→ **BRIEF**
Without including the pictures, copy out every line below.

→ **DATA**

--

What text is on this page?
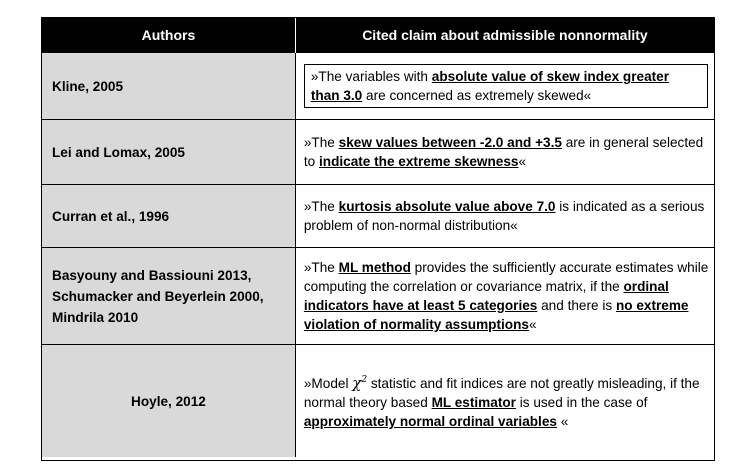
Authors	Cited claim about admissible nonnormality
Kline, 2005	»The variables with absolute value of skew index greater than 3.0 are concerned as extremely skewed«

Lei and Lomax, 2005	»The skew values between -2.0 and +3.5 are in general selected to indicate the extreme skewness«
Curran et al., 1996	»The kurtosis absolute value above 7.0 is indicated as a serious problem of non-normal distribution«
Basyouny and Bassiouni 2013, Schumacker and Beyerlein 2000, Mindrila 2010	»The ML method provides the sufficiently accurate estimates while computing the correlation or covariance matrix, if the ordinal indicators have at least 5 categories and there is no extreme violation of normality assumptions«
Hoyle, 2012	»Model $\chi^2$ statistic and fit indices are not greatly misleading, if the normal theory based ML estimator is used in the case of approximately normal ordinal variables «
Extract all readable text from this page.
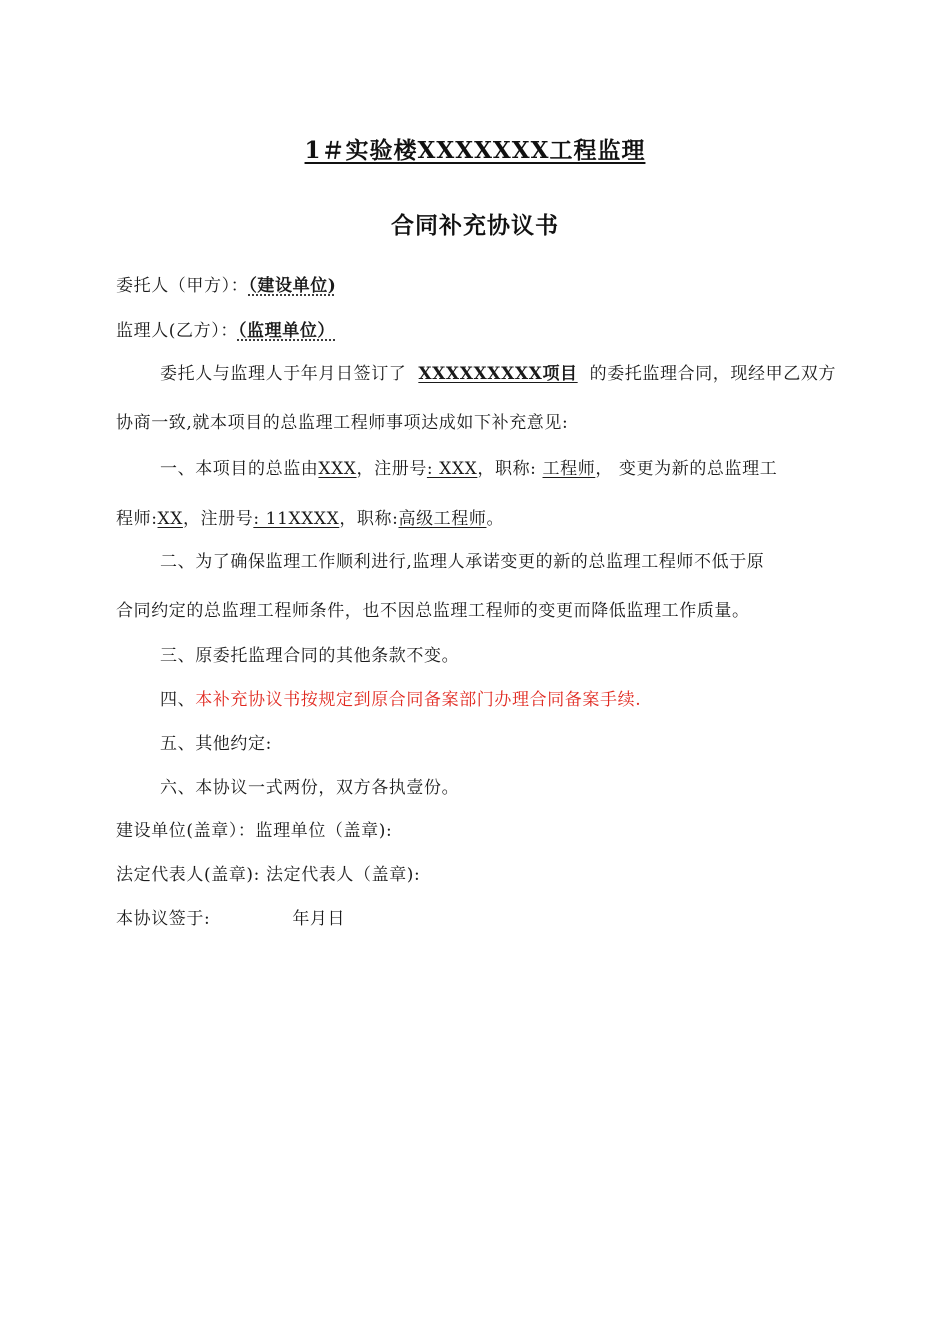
1＃实验楼XXXXXXX工程监理
合同补充协议书
委托人（甲方）：（建设单位)
监理人(乙方）：（监理单位）
委托人与监理人于年月日签订了 XXXXXXXXX项目 的委托监理合同，现经甲乙双方
协商一致,就本项目的总监理工程师事项达成如下补充意见:
一、本项目的总监由XXX，注册号: XXX，职称: 工程师， 变更为新的总监理工
程师:XX，注册号: 11XXXX，职称:高级工程师。
二、为了确保监理工作顺利进行,监理人承诺变更的新的总监理工程师不低于原
合同约定的总监理工程师条件，也不因总监理工程师的变更而降低监理工作质量。
三、原委托监理合同的其他条款不变。
四、本补充协议书按规定到原合同备案部门办理合同备案手续.
五、其他约定:
六、本协议一式两份，双方各执壹份。
建设单位(盖章）：监理单位（盖章):
法定代表人(盖章): 法定代表人（盖章):
本协议签于:	年月日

--

→ **WRITTEN REPLY**
What text is on this page?
Authors	Cited claim about admissible nonnormality
Kline, 2005	»The variables with absolute value of skew index greater than 3.0 are concerned as extremely skewed«

Lei and Lomax, 2005	»The skew values between -2.0 and +3.5 are in general selected to indicate the extreme skewness«
Curran et al., 1996	»The kurtosis absolute value above 7.0 is indicated as a serious problem of non-normal distribution«
Basyouny and Bassiouni 2013, Schumacker and Beyerlein 2000, Mindrila 2010	»The ML method provides the sufficiently accurate estimates while computing the correlation or covariance matrix, if the ordinal indicators have at least 5 categories and there is no extreme violation of normality assumptions«
Hoyle, 2012	»Model $\chi^2$ statistic and fit indices are not greatly misleading, if the normal theory based ML estimator is used in the case of approximately normal ordinal variables «
Extract all readable text from this page.
1＃实验楼XXXXXXX工程监理
合同补充协议书
委托人（甲方）：（建设单位)
监理人(乙方）：（监理单位）
委托人与监理人于年月日签订了 XXXXXXXXX项目 的委托监理合同，现经甲乙双方
协商一致,就本项目的总监理工程师事项达成如下补充意见:
一、本项目的总监由XXX，注册号: XXX，职称: 工程师， 变更为新的总监理工
程师:XX，注册号: 11XXXX，职称:高级工程师。
二、为了确保监理工作顺利进行,监理人承诺变更的新的总监理工程师不低于原
合同约定的总监理工程师条件，也不因总监理工程师的变更而降低监理工作质量。
三、原委托监理合同的其他条款不变。
四、本补充协议书按规定到原合同备案部门办理合同备案手续.
五、其他约定:
六、本协议一式两份，双方各执壹份。
建设单位(盖章）：监理单位（盖章):
法定代表人(盖章): 法定代表人（盖章):
本协议签于:	年月日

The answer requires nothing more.